* _Task_: Type out the complete listing below word for word, without its pictures.

───── Information supplied ─────

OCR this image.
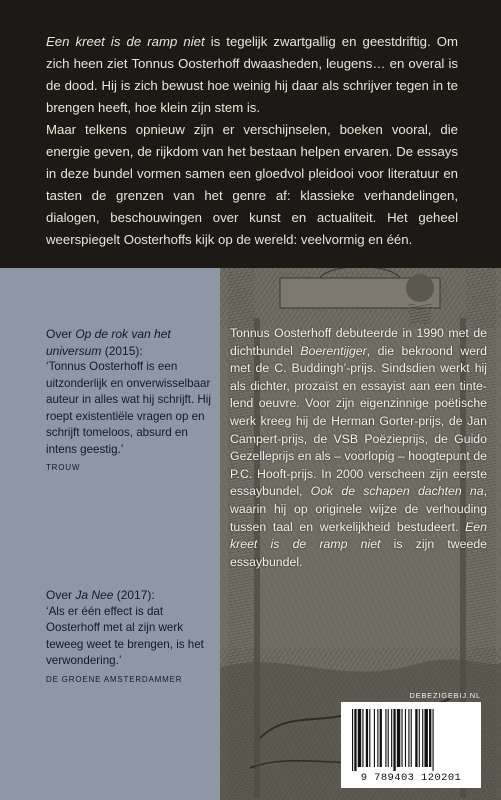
Een kreet is de ramp niet is tegelijk zwartgallig en geestdriftig. Om zich heen ziet Tonnus Oosterhoff dwaasheden, leugens… en overal is de dood. Hij is zich bewust hoe weinig hij daar als schrijver tegen in te brengen heeft, hoe klein zijn stem is.
Maar telkens opnieuw zijn er verschijnselen, boeken vooral, die energie geven, de rijkdom van het bestaan helpen ervaren. De essays in deze bundel vormen samen een gloedvol pleidooi voor literatuur en tasten de grenzen van het genre af: klassieke verhandelingen, dialogen, beschouwingen over kunst en actualiteit. Het geheel weerspiegelt Oosterhoffs kijk op de wereld: veelvormig en één.
Over Op de rok van het universum (2015):
‘Tonnus Oosterhoff is een uitzonderlijk en onverwisselbaar auteur in alles wat hij schrijft. Hij roept existentiële vragen op en schrijft tomeloos, absurd en intens geestig.’
TROUW
Over Ja Nee (2017):
‘Als er één effect is dat Oosterhoff met al zijn werk teweeg weet te brengen, is het verwondering.’
DE GROENE AMSTERDAMMER
Tonnus Oosterhoff debuteerde in 1990 met de dichtbundel Boerentijger, die bekroond werd met de C. Buddingh’-prijs. Sindsdien werkt hij als dichter, prozaïst en essayist aan een tintelend oeuvre. Voor zijn eigenzinnige poëtische werk kreeg hij de Herman Gorter-prijs, de Jan Campert-prijs, de VSB Poëzieprijs, de Guido Gezelleprijs en als – voorlopig – hoogtepunt de P.C. Hooft-prijs. In 2000 verscheen zijn eerste essaybundel, Ook de schapen dachten na, waarin hij op originele wijze de verhouding tussen taal en werkelijkheid bestudeert. Een kreet is de ramp niet is zijn tweede essaybundel.
DEBEZIGEBIJ.NL
9 789403 120201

─────

* _Problem solution_:
OCR this image.
Een kreet is de ramp niet is tegelijk zwartgallig en geestdriftig. Om zich heen ziet Tonnus Oosterhoff dwaasheden, leugens… en overal is de dood. Hij is zich bewust hoe weinig hij daar als schrijver tegen in te brengen heeft, hoe klein zijn stem is.
Maar telkens opnieuw zijn er verschijnselen, boeken vooral, die energie geven, de rijkdom van het bestaan helpen ervaren. De essays in deze bundel vormen samen een gloedvol pleidooi voor literatuur en tasten de grenzen van het genre af: klassieke verhandelingen, dialogen, beschouwingen over kunst en actualiteit. Het geheel weerspiegelt Oosterhoffs kijk op de wereld: veelvormig en één.
Over Op de rok van het universum (2015):
‘Tonnus Oosterhoff is een uitzonderlijk en onverwisselbaar auteur in alles wat hij schrijft. Hij roept existentiële vragen op en schrijft tomeloos, absurd en intens geestig.’
TROUW
Over Ja Nee (2017):
‘Als er één effect is dat Oosterhoff met al zijn werk teweeg weet te brengen, is het verwondering.’
DE GROENE AMSTERDAMMER
Tonnus Oosterhoff debuteerde in 1990 met de dichtbundel Boerentijger, die bekroond werd met de C. Buddingh’-prijs. Sindsdien werkt hij als dichter, prozaïst en essayist aan een tintelend oeuvre. Voor zijn eigenzinnige poëtische werk kreeg hij de Herman Gorter-prijs, de Jan Campert-prijs, de VSB Poëzieprijs, de Guido Gezelleprijs en als – voorlopig – hoogtepunt de P.C. Hooft-prijs. In 2000 verscheen zijn eerste essaybundel, Ook de schapen dachten na, waarin hij op originele wijze de verhouding tussen taal en werkelijkheid bestudeert. Een kreet is de ramp niet is zijn tweede essaybundel.
DEBEZIGEBIJ.NL
9 789403 120201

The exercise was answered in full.